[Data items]
· · · ·

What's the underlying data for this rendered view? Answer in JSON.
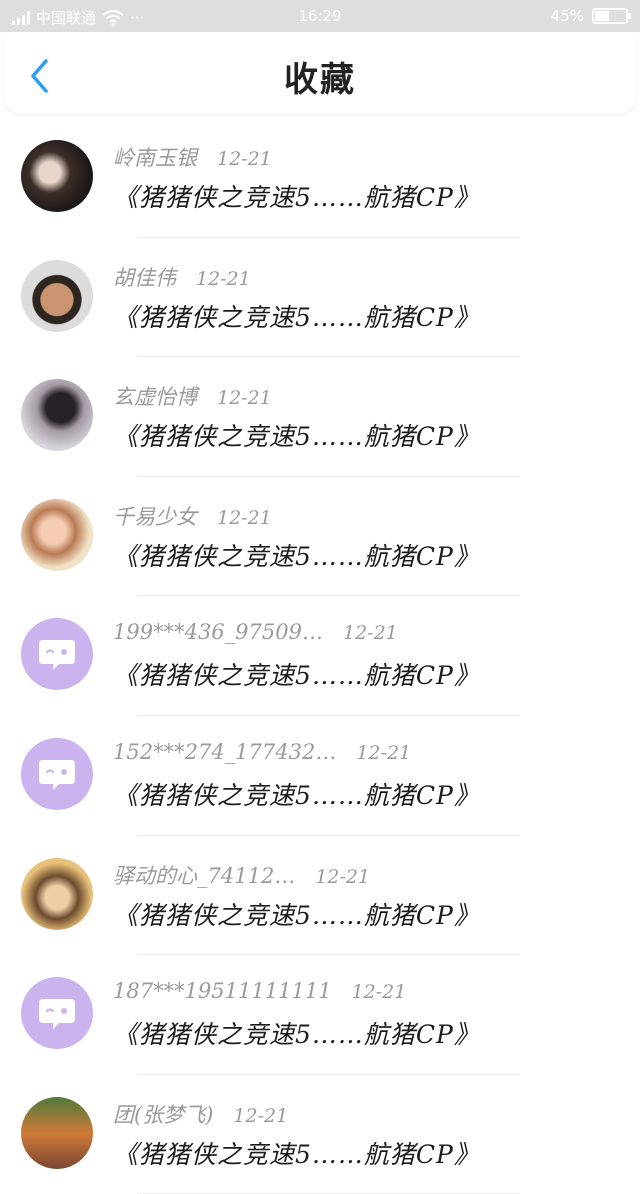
{
  "status_bar": {
    "carrier": "中国联通",
    "more": "···",
    "time": "16:29",
    "battery_pct": "45%",
    "battery_level": 0.45,
    "icons": [
      "signal-icon",
      "wifi-icon",
      "battery-icon"
    ]
  },
  "header": {
    "title": "收藏",
    "back_icon": "chevron-left-icon",
    "accent": "#2a9df4"
  },
  "items": [
    {
      "name": "岭南玉银",
      "date": "12-21",
      "title": "《猪猪侠之竞速5……航猪CP》",
      "avatar": "photo1"
    },
    {
      "name": "胡佳伟",
      "date": "12-21",
      "title": "《猪猪侠之竞速5……航猪CP》",
      "avatar": "photo2"
    },
    {
      "name": "玄虚怡博",
      "date": "12-21",
      "title": "《猪猪侠之竞速5……航猪CP》",
      "avatar": "photo3"
    },
    {
      "name": "千易少女",
      "date": "12-21",
      "title": "《猪猪侠之竞速5……航猪CP》",
      "avatar": "photo4"
    },
    {
      "name": "199***436_97509…",
      "date": "12-21",
      "title": "《猪猪侠之竞速5……航猪CP》",
      "avatar": "default"
    },
    {
      "name": "152***274_177432…",
      "date": "12-21",
      "title": "《猪猪侠之竞速5……航猪CP》",
      "avatar": "default"
    },
    {
      "name": "驿动的心_74112…",
      "date": "12-21",
      "title": "《猪猪侠之竞速5……航猪CP》",
      "avatar": "photo5"
    },
    {
      "name": "187***19511111111",
      "date": "12-21",
      "title": "《猪猪侠之竞速5……航猪CP》",
      "avatar": "default"
    },
    {
      "name": "团(张梦飞)",
      "date": "12-21",
      "title": "《猪猪侠之竞速5……航猪CP》",
      "avatar": "photo6"
    }
  ]
}
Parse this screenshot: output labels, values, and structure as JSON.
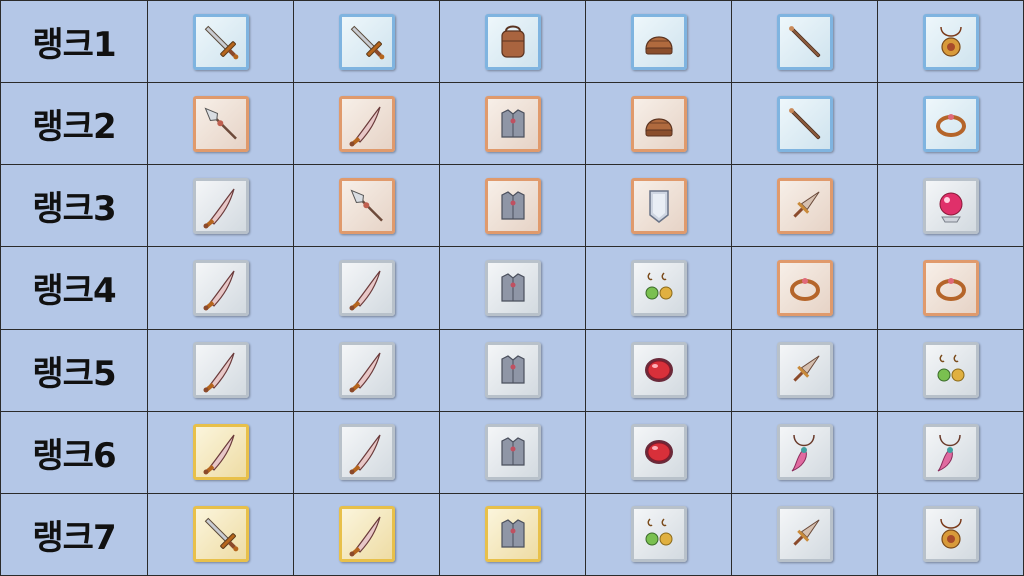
{
  "rows": [
    {
      "rank": "랭크1",
      "items": [
        {
          "icon": "sword-icon",
          "tier": "blue"
        },
        {
          "icon": "sword-icon",
          "tier": "blue"
        },
        {
          "icon": "backpack-armor-icon",
          "tier": "blue"
        },
        {
          "icon": "helmet-icon",
          "tier": "blue"
        },
        {
          "icon": "staff-icon",
          "tier": "blue"
        },
        {
          "icon": "amulet-icon",
          "tier": "blue"
        }
      ]
    },
    {
      "rank": "랭크2",
      "items": [
        {
          "icon": "spear-icon",
          "tier": "copper"
        },
        {
          "icon": "scimitar-icon",
          "tier": "copper"
        },
        {
          "icon": "chest-armor-icon",
          "tier": "copper"
        },
        {
          "icon": "helmet-icon",
          "tier": "copper"
        },
        {
          "icon": "staff-icon",
          "tier": "blue"
        },
        {
          "icon": "bracelet-icon",
          "tier": "blue"
        }
      ]
    },
    {
      "rank": "랭크3",
      "items": [
        {
          "icon": "scimitar-icon",
          "tier": "silver"
        },
        {
          "icon": "spear-icon",
          "tier": "copper"
        },
        {
          "icon": "chest-armor-icon",
          "tier": "copper"
        },
        {
          "icon": "shield-icon",
          "tier": "copper"
        },
        {
          "icon": "dagger-icon",
          "tier": "copper"
        },
        {
          "icon": "crystal-orb-icon",
          "tier": "silver"
        }
      ]
    },
    {
      "rank": "랭크4",
      "items": [
        {
          "icon": "scimitar-icon",
          "tier": "silver"
        },
        {
          "icon": "scimitar-icon",
          "tier": "silver"
        },
        {
          "icon": "chest-armor-icon",
          "tier": "silver"
        },
        {
          "icon": "earrings-icon",
          "tier": "silver"
        },
        {
          "icon": "bracelet-icon",
          "tier": "copper"
        },
        {
          "icon": "bracelet-icon",
          "tier": "copper"
        }
      ]
    },
    {
      "rank": "랭크5",
      "items": [
        {
          "icon": "scimitar-icon",
          "tier": "silver"
        },
        {
          "icon": "scimitar-icon",
          "tier": "silver"
        },
        {
          "icon": "chest-armor-icon",
          "tier": "silver"
        },
        {
          "icon": "gem-icon",
          "tier": "silver"
        },
        {
          "icon": "dagger-icon",
          "tier": "silver"
        },
        {
          "icon": "earrings-icon",
          "tier": "silver"
        }
      ]
    },
    {
      "rank": "랭크6",
      "items": [
        {
          "icon": "scimitar-icon",
          "tier": "gold"
        },
        {
          "icon": "scimitar-icon",
          "tier": "silver"
        },
        {
          "icon": "chest-armor-icon",
          "tier": "silver"
        },
        {
          "icon": "gem-icon",
          "tier": "silver"
        },
        {
          "icon": "feather-necklace-icon",
          "tier": "silver"
        },
        {
          "icon": "feather-necklace-icon",
          "tier": "silver"
        }
      ]
    },
    {
      "rank": "랭크7",
      "items": [
        {
          "icon": "sword-icon",
          "tier": "gold"
        },
        {
          "icon": "scimitar-icon",
          "tier": "gold"
        },
        {
          "icon": "chest-armor-icon",
          "tier": "gold"
        },
        {
          "icon": "earrings-icon",
          "tier": "silver"
        },
        {
          "icon": "dagger-icon",
          "tier": "silver"
        },
        {
          "icon": "amulet-icon",
          "tier": "silver"
        }
      ]
    }
  ]
}
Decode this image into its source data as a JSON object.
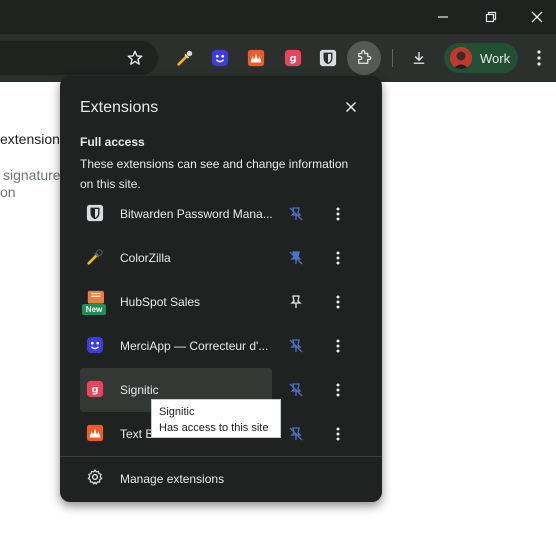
{
  "colors": {
    "titlebar": "#1f2320",
    "toolbar": "#2b302c",
    "popup_bg": "#1f2220",
    "profile_chip": "#234f35",
    "text_primary": "#e8eaed",
    "pinned_icon": "#e8eaed",
    "unpinned_icon": "#4d74c7"
  },
  "window_controls": [
    "minimize-icon",
    "restore-icon",
    "close-icon"
  ],
  "toolbar": {
    "icons": [
      "star-icon",
      "colorzilla-eyedropper-icon",
      "merciapp-icon",
      "text-blaze-icon",
      "signitic-icon",
      "bitwarden-icon",
      "extensions-puzzle-icon",
      "download-icon",
      "more-menu-icon"
    ],
    "profile_label": "Work"
  },
  "page_background": {
    "fragments": [
      "extension",
      "signature",
      "on"
    ]
  },
  "popup": {
    "title": "Extensions",
    "section_title": "Full access",
    "section_desc": "These extensions can see and change information on this site.",
    "extensions": [
      {
        "name": "Bitwarden Password Mana...",
        "icon": "bitwarden-icon",
        "pinned": false,
        "icon_color": "#dadce0"
      },
      {
        "name": "ColorZilla",
        "icon": "colorzilla-eyedropper-icon",
        "pinned": false,
        "icon_color": "#1a1a1a"
      },
      {
        "name": "HubSpot Sales",
        "icon": "hubspot-icon",
        "pinned": true,
        "icon_color": "#ef7d3c",
        "badge": "New"
      },
      {
        "name": "MerciApp — Correcteur d'...",
        "icon": "merciapp-icon",
        "pinned": false,
        "icon_color": "#3b3fd8"
      },
      {
        "name": "Signitic",
        "icon": "signitic-icon",
        "pinned": false,
        "icon_color": "#e9435e",
        "hovered": true
      },
      {
        "name": "Text B",
        "icon": "text-blaze-icon",
        "pinned": false,
        "icon_color": "#f05b28"
      }
    ],
    "manage_label": "Manage extensions"
  },
  "tooltip": {
    "line1": "Signitic",
    "line2": "Has access to this site"
  }
}
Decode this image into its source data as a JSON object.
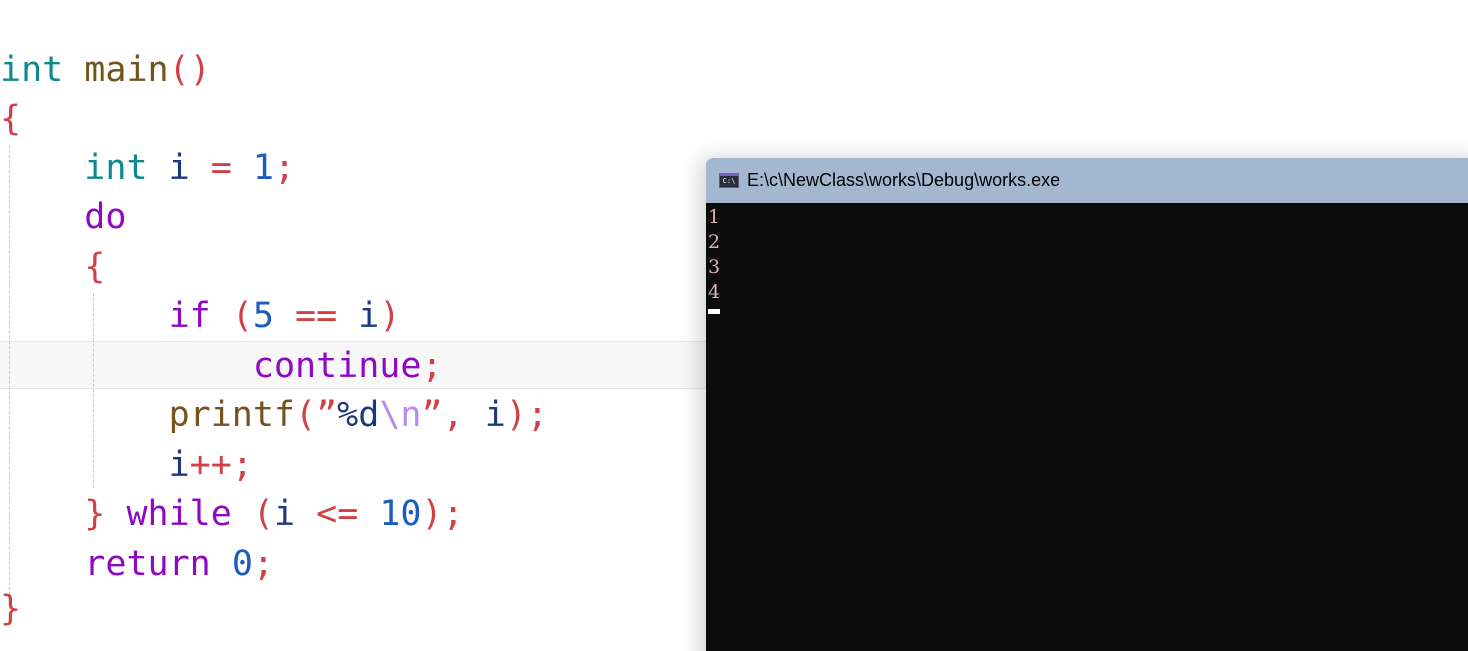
{
  "editor": {
    "line1": {
      "type": "int",
      "name": "main",
      "parens": "()"
    },
    "line2": {
      "brace": "{"
    },
    "line3": {
      "type": "int",
      "var": "i",
      "eq": "=",
      "num": "1",
      "semi": ";"
    },
    "line4": {
      "kw": "do"
    },
    "line5": {
      "brace": "{"
    },
    "line6": {
      "kw": "if",
      "open": "(",
      "num": "5",
      "op": "==",
      "var": "i",
      "close": ")"
    },
    "line7": {
      "kw": "continue",
      "semi": ";"
    },
    "line8": {
      "fn": "printf",
      "open": "(",
      "q1": "”",
      "fmt": "%d",
      "esc": "\\n",
      "q2": "”",
      "comma": ",",
      "var": "i",
      "close": ")",
      "semi": ";"
    },
    "line9": {
      "var": "i",
      "op": "++",
      "semi": ";"
    },
    "line10": {
      "brace": "}",
      "kw": "while",
      "open": "(",
      "var": "i",
      "op": "<=",
      "num": "10",
      "close": ")",
      "semi": ";"
    },
    "line11": {
      "kw": "return",
      "num": "0",
      "semi": ";"
    },
    "line12": {
      "brace": "}"
    }
  },
  "console": {
    "title": "E:\\c\\NewClass\\works\\Debug\\works.exe",
    "icon_label": "C:\\",
    "output": [
      "1",
      "2",
      "3",
      "4"
    ]
  },
  "colors": {
    "type_keyword": "#0e8a8e",
    "control_keyword": "#8f08c4",
    "function": "#74531f",
    "punctuation": "#d04045",
    "variable": "#1f377f",
    "number": "#1c5bbf",
    "console_bg": "#0c0c0c",
    "titlebar_bg": "#a3b7d0"
  }
}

· · · ·

BRIEF -
In the records above, locate each line with the word "rank". Copy all such lines.

THE RESPONSE -
      "rank": "랭크1",
      "rank": "랭크2",
      "rank": "랭크3",
      "rank": "랭크4",
      "rank": "랭크5",
      "rank": "랭크6",
      "rank": "랭크7",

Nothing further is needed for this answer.